*Exercise requirements*.
Copy out all lines where "marker" appears.

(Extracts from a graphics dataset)
++++

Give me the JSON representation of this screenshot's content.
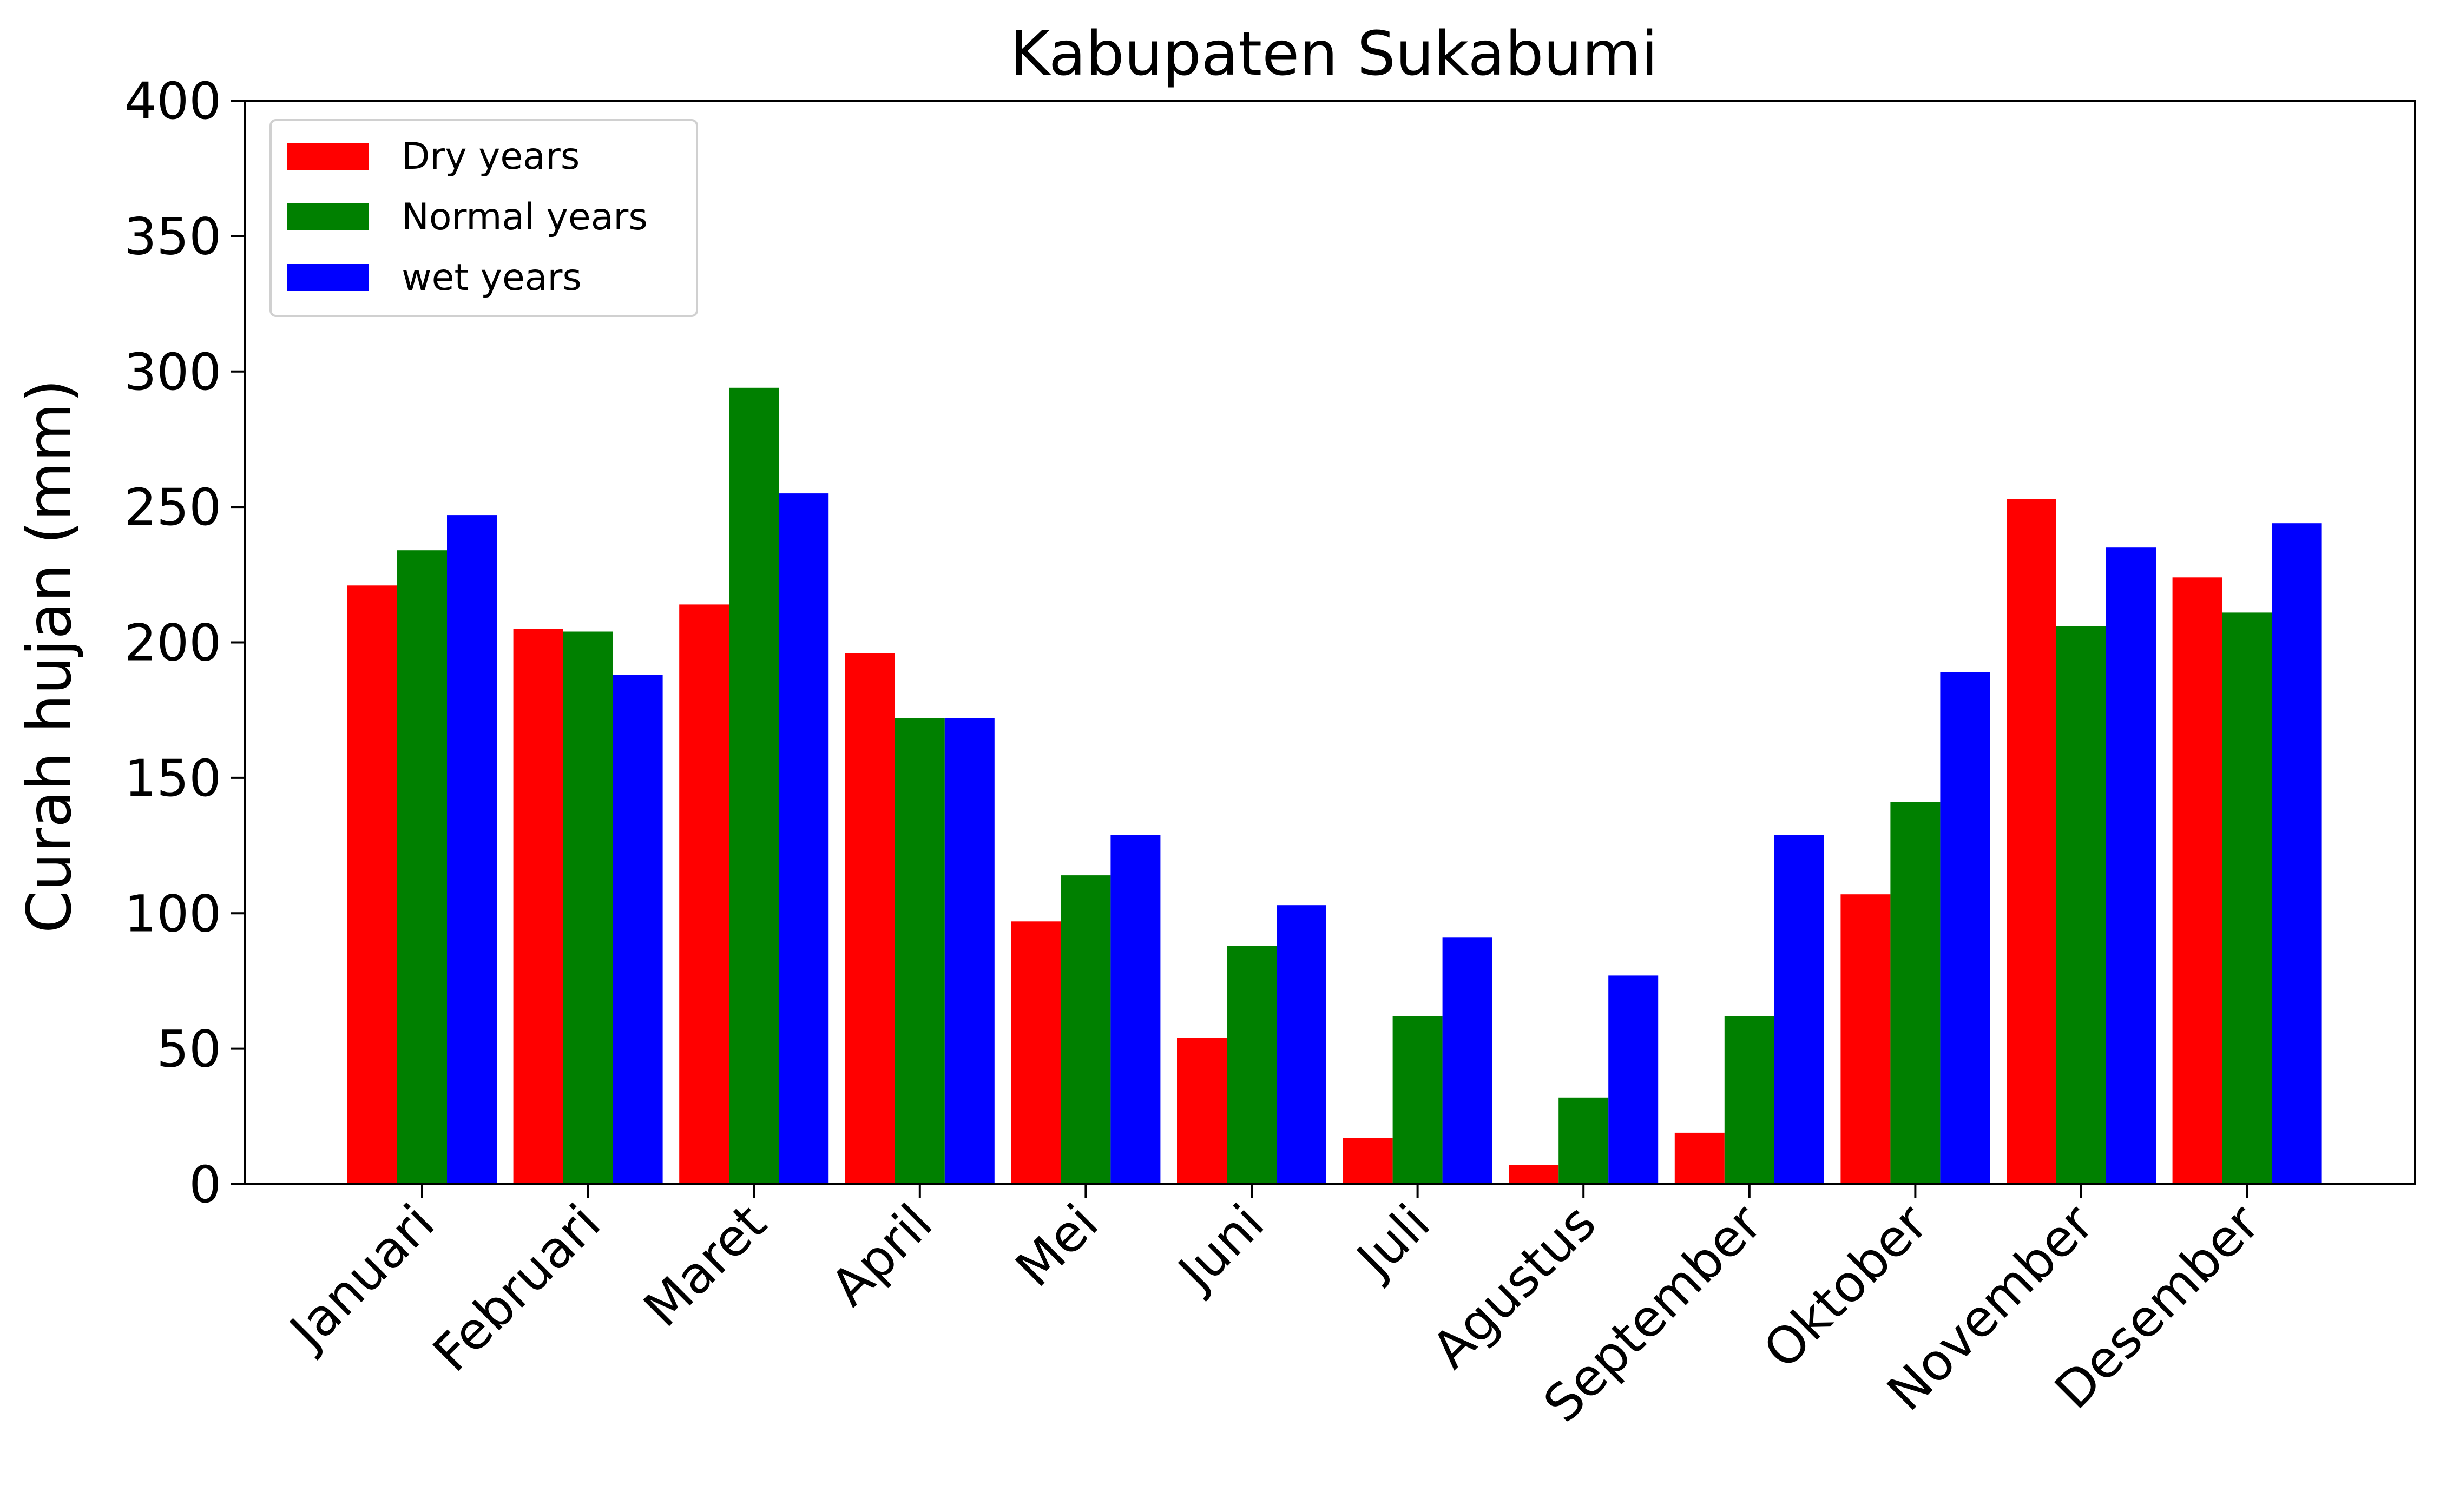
{
  "chart_data": {
    "type": "bar",
    "title": "Kabupaten Sukabumi",
    "xlabel": "",
    "ylabel": "Curah hujan (mm)",
    "ylim": [
      0,
      400
    ],
    "yticks": [
      0,
      50,
      100,
      150,
      200,
      250,
      300,
      350,
      400
    ],
    "categories": [
      "Januari",
      "Februari",
      "Maret",
      "April",
      "Mei",
      "Juni",
      "Juli",
      "Agustus",
      "September",
      "Oktober",
      "November",
      "Desember"
    ],
    "series": [
      {
        "name": "Dry years",
        "color": "#ff0000",
        "values": [
          221,
          205,
          214,
          196,
          97,
          54,
          17,
          7,
          19,
          107,
          253,
          224
        ]
      },
      {
        "name": "Normal years",
        "color": "#008000",
        "values": [
          234,
          204,
          294,
          172,
          114,
          88,
          62,
          32,
          62,
          141,
          206,
          211
        ]
      },
      {
        "name": "wet years",
        "color": "#0000ff",
        "values": [
          247,
          188,
          255,
          172,
          129,
          103,
          91,
          77,
          129,
          189,
          235,
          244
        ]
      }
    ],
    "legend_position": "top-left",
    "grid": false,
    "x_tick_rotation": -45
  }
}
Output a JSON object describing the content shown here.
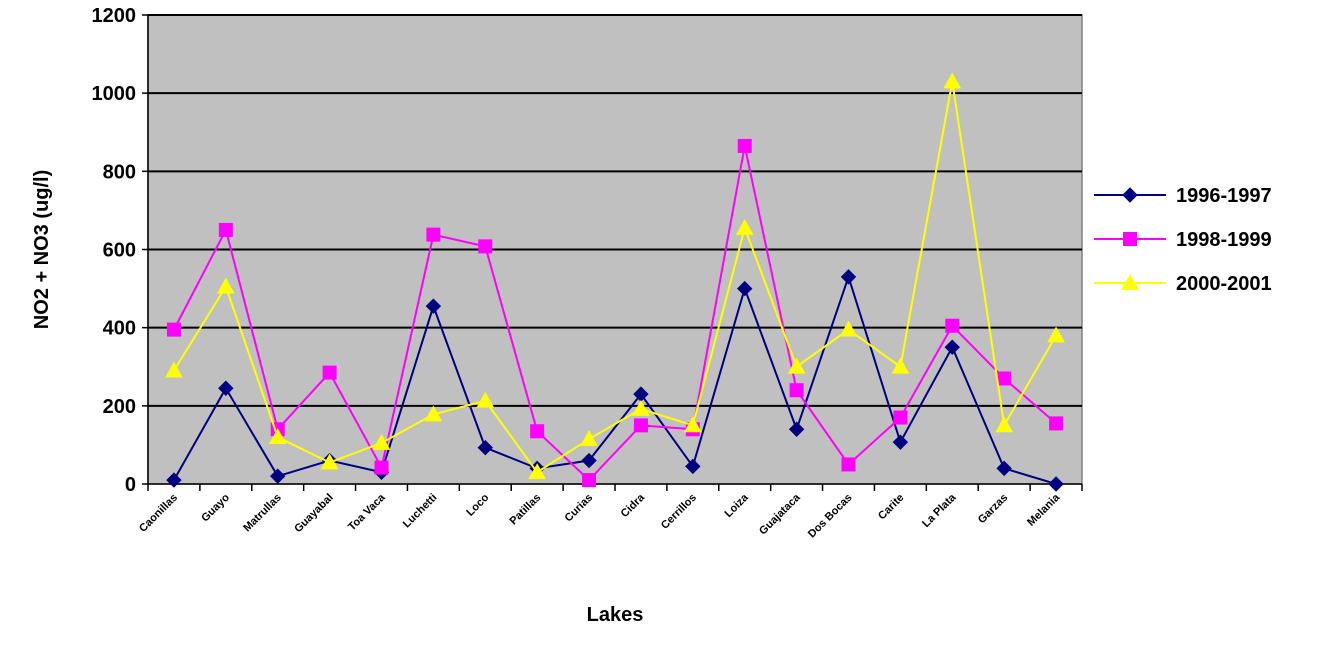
{
  "chart_data": {
    "type": "line",
    "title": "",
    "xlabel": "Lakes",
    "ylabel": "NO2 + NO3 (ug/l)",
    "ylim": [
      0,
      1200
    ],
    "yticks": [
      0,
      200,
      400,
      600,
      800,
      1000,
      1200
    ],
    "grid": true,
    "legend_position": "right",
    "plot_background": "#C0C0C0",
    "categories": [
      "Caonillas",
      "Guayo",
      "Matrullas",
      "Guayabal",
      "Toa Vaca",
      "Luchetti",
      "Loco",
      "Patillas",
      "Curias",
      "Cidra",
      "Cerrillos",
      "Loiza",
      "Guajataca",
      "Dos Bocas",
      "Carite",
      "La Plata",
      "Garzas",
      "Melania"
    ],
    "series": [
      {
        "name": "1996-1997",
        "color": "#000080",
        "marker": "diamond",
        "values": [
          10,
          245,
          20,
          60,
          30,
          455,
          93,
          40,
          60,
          230,
          45,
          500,
          140,
          530,
          107,
          350,
          40,
          0
        ]
      },
      {
        "name": "1998-1999",
        "color": "#FF00FF",
        "marker": "square",
        "values": [
          395,
          650,
          140,
          285,
          42,
          638,
          608,
          135,
          10,
          150,
          140,
          865,
          240,
          50,
          170,
          405,
          270,
          155
        ]
      },
      {
        "name": "2000-2001",
        "color": "#FFFF00",
        "marker": "triangle",
        "values": [
          290,
          505,
          120,
          55,
          105,
          178,
          213,
          30,
          115,
          192,
          150,
          655,
          300,
          395,
          300,
          1030,
          150,
          380
        ]
      }
    ]
  }
}
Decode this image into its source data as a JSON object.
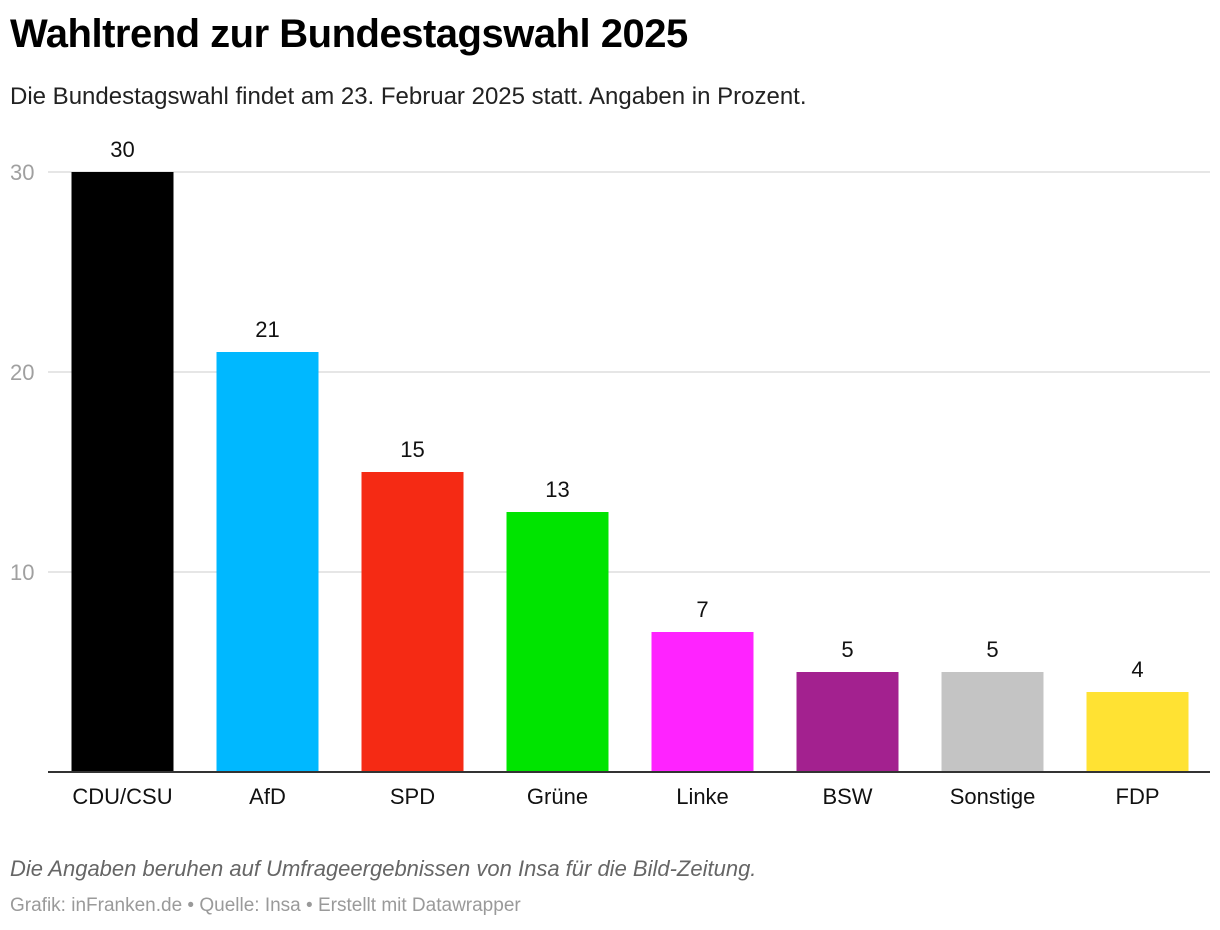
{
  "chart_data": {
    "type": "bar",
    "title": "Wahltrend zur Bundestagswahl 2025",
    "subtitle": "Die Bundestagswahl findet am 23. Februar 2025 statt. Angaben in Prozent.",
    "categories": [
      "CDU/CSU",
      "AfD",
      "SPD",
      "Grüne",
      "Linke",
      "BSW",
      "Sonstige",
      "FDP"
    ],
    "values": [
      30,
      21,
      15,
      13,
      7,
      5,
      5,
      4
    ],
    "colors": [
      "#000000",
      "#00b8ff",
      "#f52a14",
      "#00e400",
      "#ff23ff",
      "#a3218f",
      "#c4c4c4",
      "#ffe233"
    ],
    "yticks": [
      10,
      20,
      30
    ],
    "ylim": [
      0,
      30
    ],
    "grid": true,
    "xlabel": "",
    "ylabel": ""
  },
  "notes": "Die Angaben beruhen auf Umfrageergebnissen von Insa für die Bild-Zeitung.",
  "footer": {
    "grafik": "Grafik: inFranken.de",
    "quelle": "Quelle: Insa",
    "erstellt": "Erstellt mit Datawrapper",
    "separator": " • "
  }
}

++++

*Written solution*.
        "marker": "diamond",
        "marker": "square",
        "marker": "triangle",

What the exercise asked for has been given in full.